## YOUR TASK
Wherever the string "因地制宜" appears in the listing, copy that line.

## DATA FOR THE TASK
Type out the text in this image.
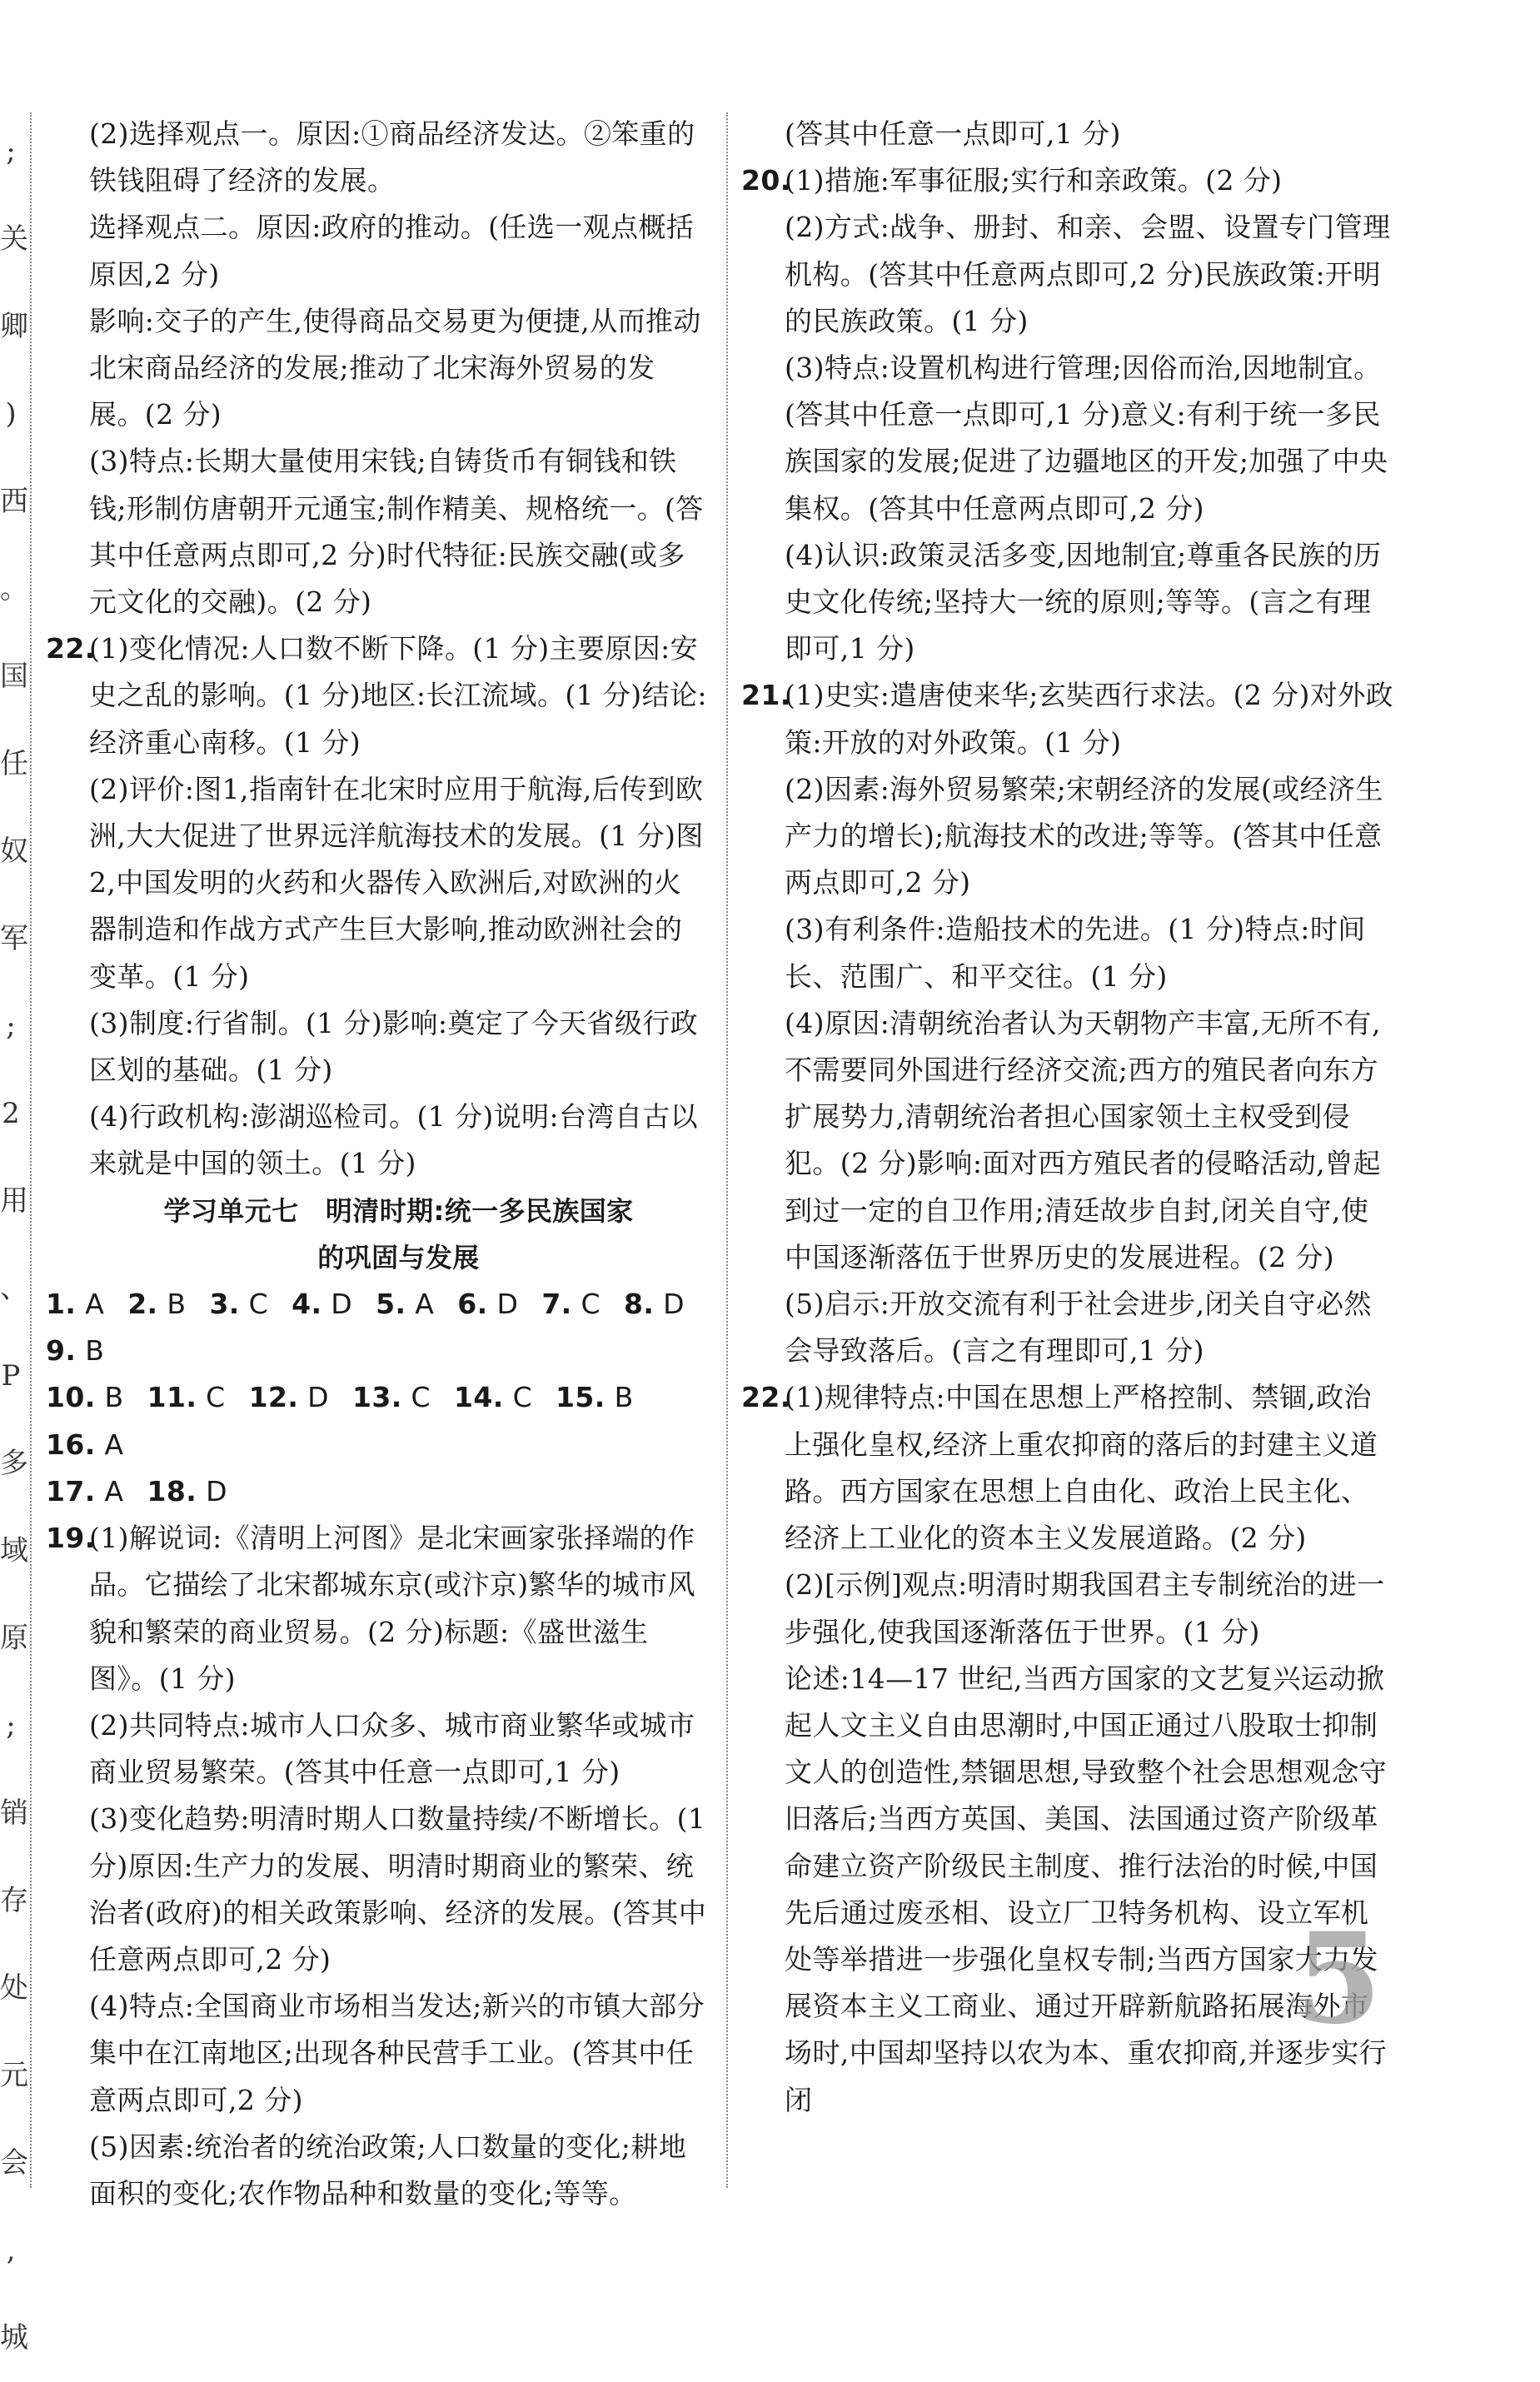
;
关
卿
)
西
。
国
任
奴
军
;
2
用
、
P
多
域
原
;
销
存
处
元
会
,
城

(2)选择观点一。原因:①商品经济发达。②笨重的铁钱阻碍了经济的发展。

选择观点二。原因:政府的推动。(任选一观点概括原因,2 分)

影响:交子的产生,使得商品交易更为便捷,从而推动北宋商品经济的发展;推动了北宋海外贸易的发展。(2 分)

(3)特点:长期大量使用宋钱;自铸货币有铜钱和铁钱;形制仿唐朝开元通宝;制作精美、规格统一。(答其中任意两点即可,2 分)时代特征:民族交融(或多元文化的交融)。(2 分)

22.(1)变化情况:人口数不断下降。(1 分)主要原因:安史之乱的影响。(1 分)地区:长江流域。(1 分)结论:经济重心南移。(1 分)

(2)评价:图1,指南针在北宋时应用于航海,后传到欧洲,大大促进了世界远洋航海技术的发展。(1 分)图2,中国发明的火药和火器传入欧洲后,对欧洲的火器制造和作战方式产生巨大影响,推动欧洲社会的变革。(1 分)

(3)制度:行省制。(1 分)影响:奠定了今天省级行政区划的基础。(1 分)

(4)行政机构:澎湖巡检司。(1 分)说明:台湾自古以来就是中国的领土。(1 分)

学习单元七　明清时期:统一多民族国家

的巩固与发展

1. A 2. B 3. C 4. D 5. A 6. D 7. C 8. D9. B

10. B 11. C 12. D 13. C 14. C 15. B16. A

17. A 18. D

19.(1)解说词:《清明上河图》是北宋画家张择端的作品。它描绘了北宋都城东京(或汴京)繁华的城市风貌和繁荣的商业贸易。(2 分)标题:《盛世滋生图》。(1 分)

(2)共同特点:城市人口众多、城市商业繁华或城市商业贸易繁荣。(答其中任意一点即可,1 分)

(3)变化趋势:明清时期人口数量持续/不断增长。(1 分)原因:生产力的发展、明清时期商业的繁荣、统治者(政府)的相关政策影响、经济的发展。(答其中任意两点即可,2 分)

(4)特点:全国商业市场相当发达;新兴的市镇大部分集中在江南地区;出现各种民营手工业。(答其中任意两点即可,2 分)

(5)因素:统治者的统治政策;人口数量的变化;耕地面积的变化;农作物品种和数量的变化;等等。

(答其中任意一点即可,1 分)

20.(1)措施:军事征服;实行和亲政策。(2 分)

(2)方式:战争、册封、和亲、会盟、设置专门管理机构。(答其中任意两点即可,2 分)民族政策:开明的民族政策。(1 分)

(3)特点:设置机构进行管理;因俗而治,因地制宜。(答其中任意一点即可,1 分)意义:有利于统一多民族国家的发展;促进了边疆地区的开发;加强了中央集权。(答其中任意两点即可,2 分)

(4)认识:政策灵活多变,因地制宜;尊重各民族的历史文化传统;坚持大一统的原则;等等。(言之有理即可,1 分)

21.(1)史实:遣唐使来华;玄奘西行求法。(2 分)对外政策:开放的对外政策。(1 分)

(2)因素:海外贸易繁荣;宋朝经济的发展(或经济生产力的增长);航海技术的改进;等等。(答其中任意两点即可,2 分)

(3)有利条件:造船技术的先进。(1 分)特点:时间长、范围广、和平交往。(1 分)

(4)原因:清朝统治者认为天朝物产丰富,无所不有,不需要同外国进行经济交流;西方的殖民者向东方扩展势力,清朝统治者担心国家领土主权受到侵犯。(2 分)影响:面对西方殖民者的侵略活动,曾起到过一定的自卫作用;清廷故步自封,闭关自守,使中国逐渐落伍于世界历史的发展进程。(2 分)

(5)启示:开放交流有利于社会进步,闭关自守必然会导致落后。(言之有理即可,1 分)

22.(1)规律特点:中国在思想上严格控制、禁锢,政治上强化皇权,经济上重农抑商的落后的封建主义道路。西方国家在思想上自由化、政治上民主化、经济上工业化的资本主义发展道路。(2 分)

(2)[示例]观点:明清时期我国君主专制统治的进一步强化,使我国逐渐落伍于世界。(1 分)

论述:14—17 世纪,当西方国家的文艺复兴运动掀起人文主义自由思潮时,中国正通过八股取士抑制文人的创造性,禁锢思想,导致整个社会思想观念守旧落后;当西方英国、美国、法国通过资产阶级革命建立资产阶级民主制度、推行法治的时候,中国先后通过废丞相、设立厂卫特务机构、设立军机处等举措进一步强化皇权专制;当西方国家大力发展资本主义工商业、通过开辟新航路拓展海外市场时,中国却坚持以农为本、重农抑商,并逐步实行闭

5
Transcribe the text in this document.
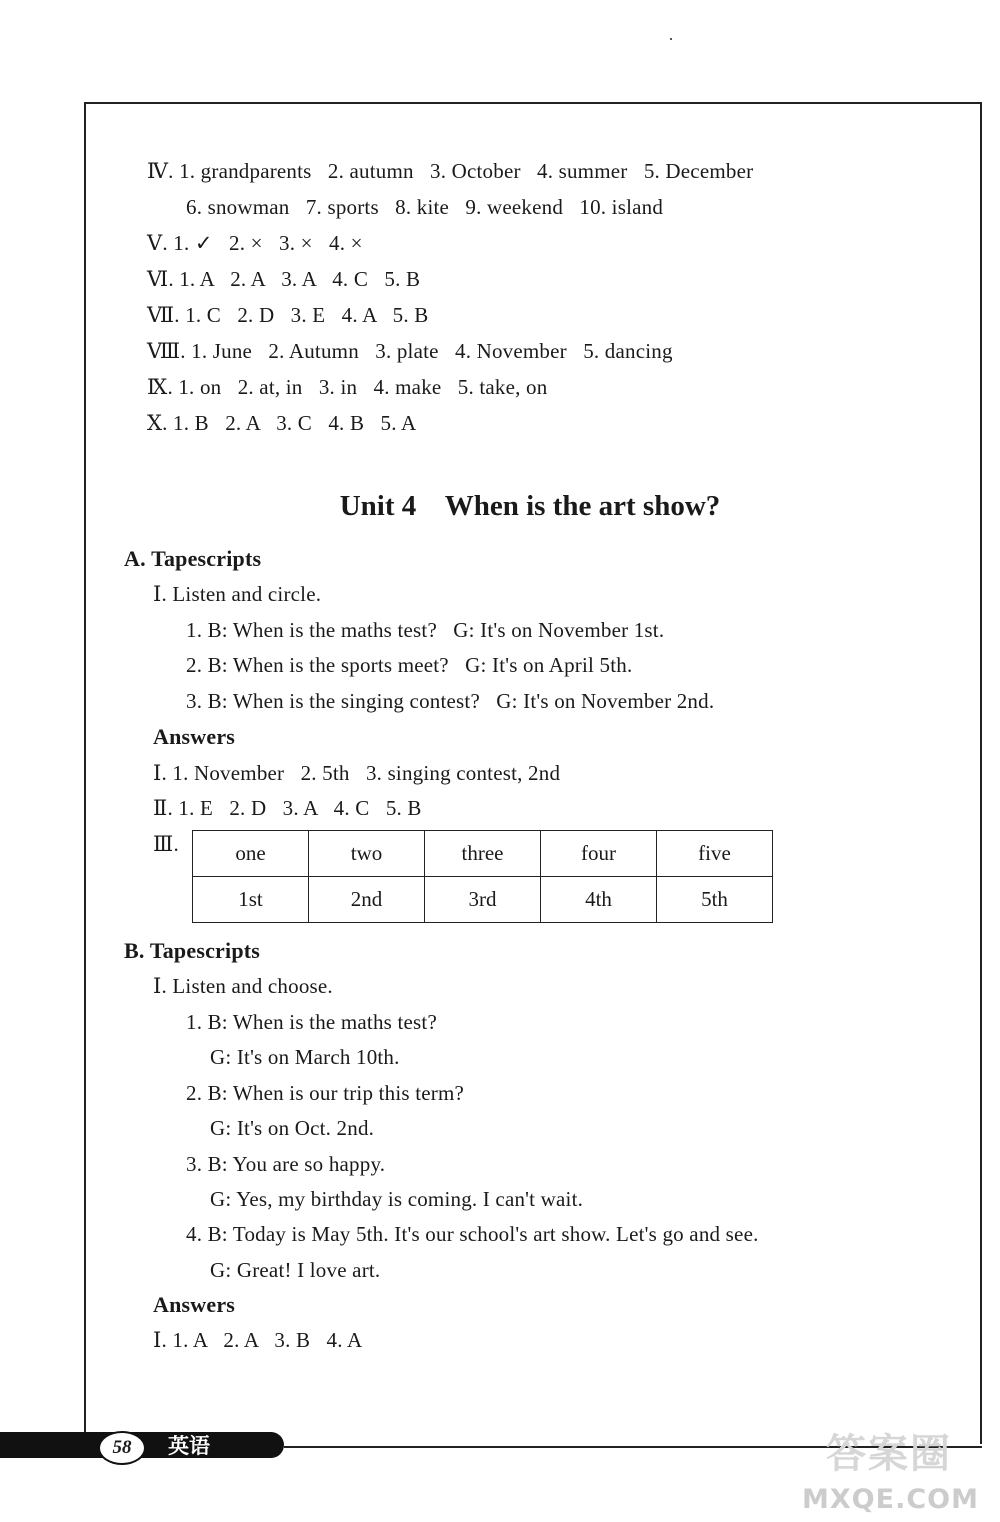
Ⅳ. 1. grandparents   2. autumn   3. October   4. summer   5. December
6. snowman   7. sports   8. kite   9. weekend   10. island
Ⅴ. 1. ✓   2. ×   3. ×   4. ×
Ⅵ. 1. A   2. A   3. A   4. C   5. B
Ⅶ. 1. C   2. D   3. E   4. A   5. B
Ⅷ. 1. June   2. Autumn   3. plate   4. November   5. dancing
Ⅸ. 1. on   2. at, in   3. in   4. make   5. take, on
Ⅹ. 1. B   2. A   3. C   4. B   5. A
Unit 4    When is the art show?
A. Tapescripts
Ⅰ. Listen and circle.
1. B: When is the maths test?   G: It's on November 1st.
2. B: When is the sports meet?   G: It's on April 5th.
3. B: When is the singing contest?   G: It's on November 2nd.
Answers
Ⅰ. 1. November   2. 5th   3. singing contest, 2nd
Ⅱ. 1. E   2. D   3. A   4. C   5. B
Ⅲ.	one	two	three	four	five
1st	2nd	3rd	4th	5th
B. Tapescripts
Ⅰ. Listen and choose.
1. B: When is the maths test?
G: It's on March 10th.
2. B: When is our trip this term?
G: It's on Oct. 2nd.
3. B: You are so happy.
G: Yes, my birthday is coming. I can't wait.
4. B: Today is May 5th. It's our school's art show. Let's go and see.
G: Great! I love art.
Answers
Ⅰ. 1. A   2. A   3. B   4. A
58	英语	答案圈
MXQE.COM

## REPLY
(3)特点:设置机构进行管理;因俗而治,因地制宜。(答其中任意一点即可,1 分)意义:有利于统一多民族国家的发展;促进了边疆地区的开发;加强了中央集权。(答其中任意两点即可,2 分)
(4)认识:政策灵活多变,因地制宜;尊重各民族的历史文化传统;坚持大一统的原则;等等。(言之有理即可,1 分)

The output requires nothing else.